(Dataset items)
+-------+

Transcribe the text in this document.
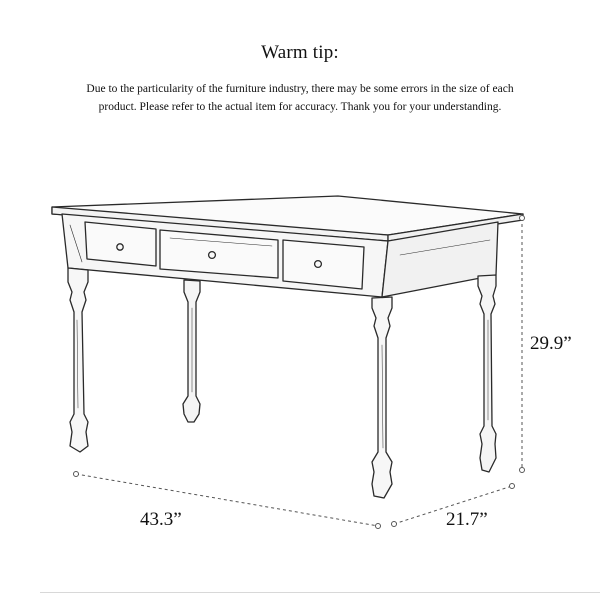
Warm tip:
Due to the particularity of the furniture industry, there may be some errors in the size of each
product. Please refer to the actual item for accuracy. Thank you for your understanding.
43.3”	21.7”
29.9”
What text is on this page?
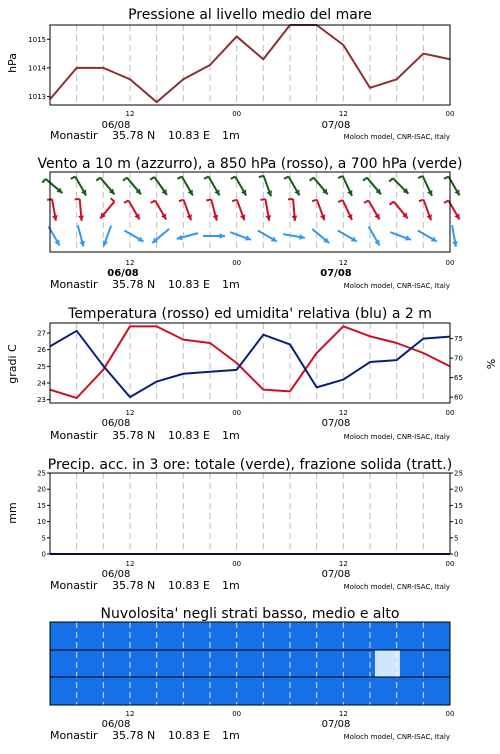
Pressione al livello medio del mare
hPa
1013
1014
1015
12	00	12	00
06/08	07/08
Monastir 35.78 N 10.83 E 1m	Moloch model, CNR-ISAC, Italy
Vento a 10 m (azzurro), a 850 hPa (rosso), a 700 hPa (verde)
12	00	12	00
06/08	07/08
Monastir 35.78 N 10.83 E 1m	Moloch model, CNR-ISAC, Italy
Temperatura (rosso) ed umidita' relativa (blu) a 2 m
gradi C	%
23
24
25
26
27
60
65
70
75
12	00	12	00
06/08	07/08
Monastir 35.78 N 10.83 E 1m	Moloch model, CNR-ISAC, Italy
Precip. acc. in 3 ore: totale (verde), frazione solida (tratt.)
mm
0
5
10
15
20
25
0
5
10
15
20
25
12	00	12	00
06/08	07/08
Monastir 35.78 N 10.83 E 1m	Moloch model, CNR-ISAC, Italy
Nuvolosita' negli strati basso, medio e alto
12	00	12	00
06/08	07/08
Monastir 35.78 N 10.83 E 1m	Moloch model, CNR-ISAC, Italy
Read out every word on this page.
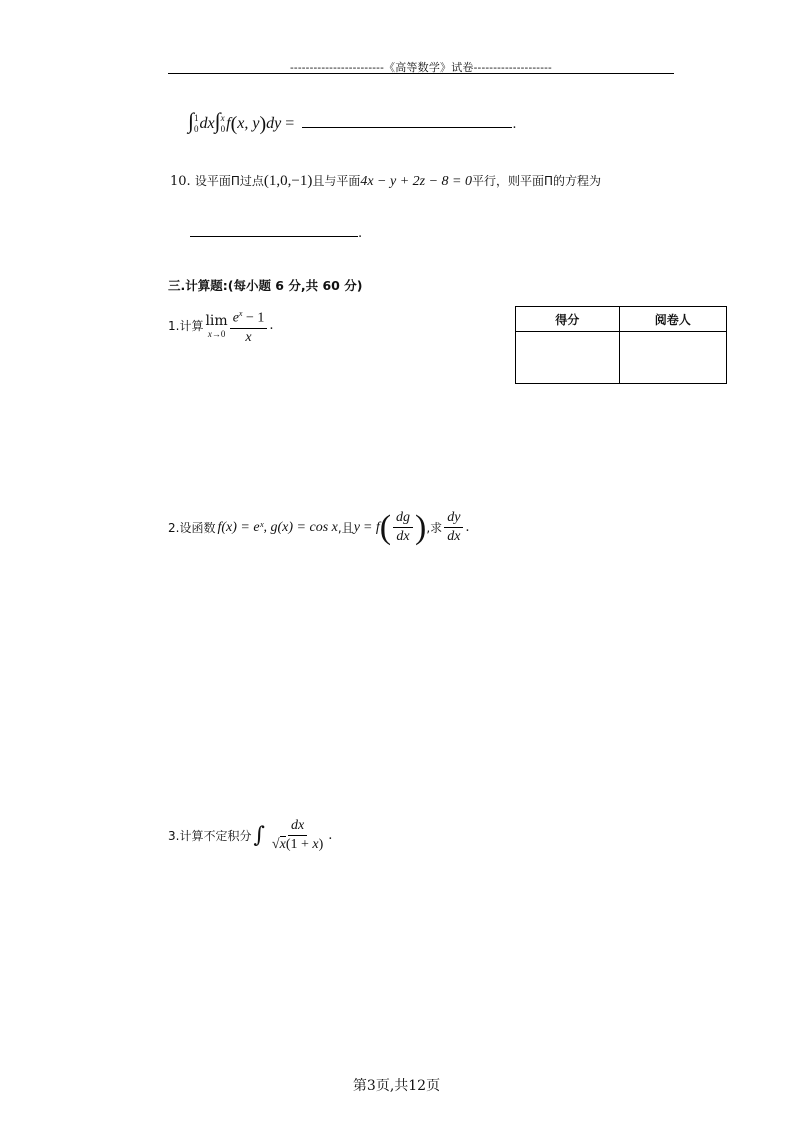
------------------------《高等数学》试卷--------------------
∫ 1
0 dx∫ x
0 f(x, y)dy =	.
10. 设平面Π过点(1,0,−1)且与平面4x − y + 2z − 8 = 0平行，则平面Π的方程为
.
三.计算题:(每小题 6 分,共 60 分)
得分	阅卷人

1.计算 lim
$x\to 0 \frac{e^x - 1}{x}$ .
2.设函数 f(x) = eˣ, g(x) = cos x ,且 y = f ( $\frac{dg}{dx}$ ) ,求 $\frac{dy}{dx}$ .
3.计算不定积分 ∫ $\frac{dx}{√x(1 + x)}$ .
第3页,共12页
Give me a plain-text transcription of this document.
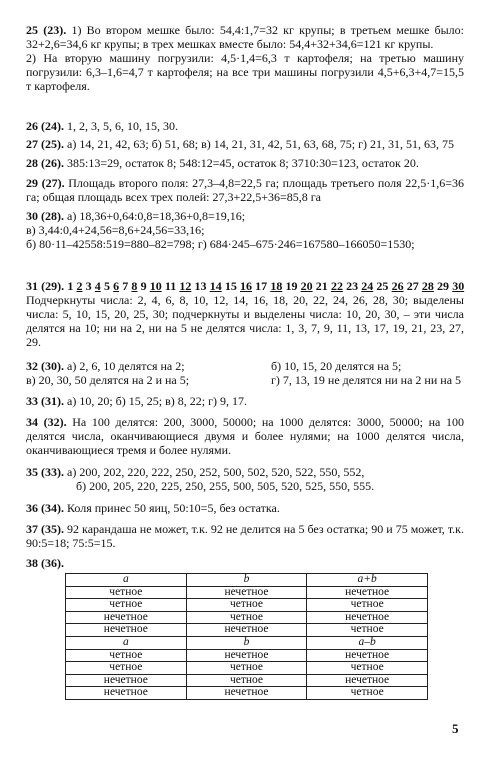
25 (23). 1) Во втором мешке было: 54,4:1,7=32 кг крупы; в третьем мешке было: 32+2,6=34,6 кг крупы; в трех мешках вместе было: 54,4+32+34,6=121 кг крупы.
2) На вторую машину погрузили: 4,5·1,4=6,3 т картофеля; на третью машину погрузили: 6,3–1,6=4,7 т картофеля; на все три машины погрузили 4,5+6,3+4,7=15,5 т картофеля.
26 (24). 1, 2, 3, 5, 6, 10, 15, 30.
27 (25). а) 14, 21, 42, 63; б) 51, 68; в) 14, 21, 31, 42, 51, 63, 68, 75; г) 21, 31, 51, 63, 75
28 (26). 385:13=29, остаток 8; 548:12=45, остаток 8; 3710:30=123, остаток 20.
29 (27). Площадь второго поля: 27,3–4,8=22,5 га; площадь третьего поля 22,5·1,6=36 га; общая площадь всех трех полей: 27,3+22,5+36=85,8 га
30 (28). а) 18,36+0,64:0,8=18,36+0,8=19,16;
в) 3,44:0,4+24,56=8,6+24,56=33,16;
б) 80·11–42558:519=880–82=798; г) 684·245–675·246=167580–166050=1530;
31 (29). 1 2 3 4 5 6 7 8 9 10 11 12 13 14 15 16 17 18 19 20 21 22 23 24 25 26 27 28 29 30 Подчеркнуты числа: 2, 4, 6, 8, 10, 12, 14, 16, 18, 20, 22, 24, 26, 28, 30; выделены числа: 5, 10, 15, 20, 25, 30; подчеркнуты и выделены числа: 10, 20, 30, – эти числа делятся на 10; ни на 2, ни на 5 не делятся числа: 1, 3, 7, 9, 11, 13, 17, 19, 21, 23, 27, 29.
32 (30). а) 2, 6, 10 делятся на 2;	б) 10, 15, 20 делятся на 5;
в) 20, 30, 50 делятся на 2 и на 5;	г) 7, 13, 19 не делятся ни на 2 ни на 5
33 (31). а) 10, 20; б) 15, 25; в) 8, 22; г) 9, 17.
34 (32). На 100 делятся: 200, 3000, 50000; на 1000 делятся: 3000, 50000; на 100 делятся числа, оканчивающиеся двумя и более нулями; на 1000 делятся числа, оканчивающиеся тремя и более нулями.
35 (33). а) 200, 202, 220, 222, 250, 252, 500, 502, 520, 522, 550, 552,
б) 200, 205, 220, 225, 250, 255, 500, 505, 520, 525, 550, 555.
36 (34). Коля принес 50 яиц, 50:10=5, без остатка.
37 (35). 92 карандаша не может, т.к. 92 не делится на 5 без остатка; 90 и 75 может, т.к. 90:5=18; 75:5=15.
38 (36).
a	b	a+b
четное	нечетное	нечетное
четное	четное	четное
нечетное	четное	нечетное
нечетное	нечетное	четное
a	b	a–b
четное	нечетное	нечетное
четное	четное	четное
нечетное	четное	нечетное
нечетное	нечетное	четное
5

+-------+

What is the number of lines in the listing that contain the string "page"? Reply with that number alone.

THE RESPONSE: 2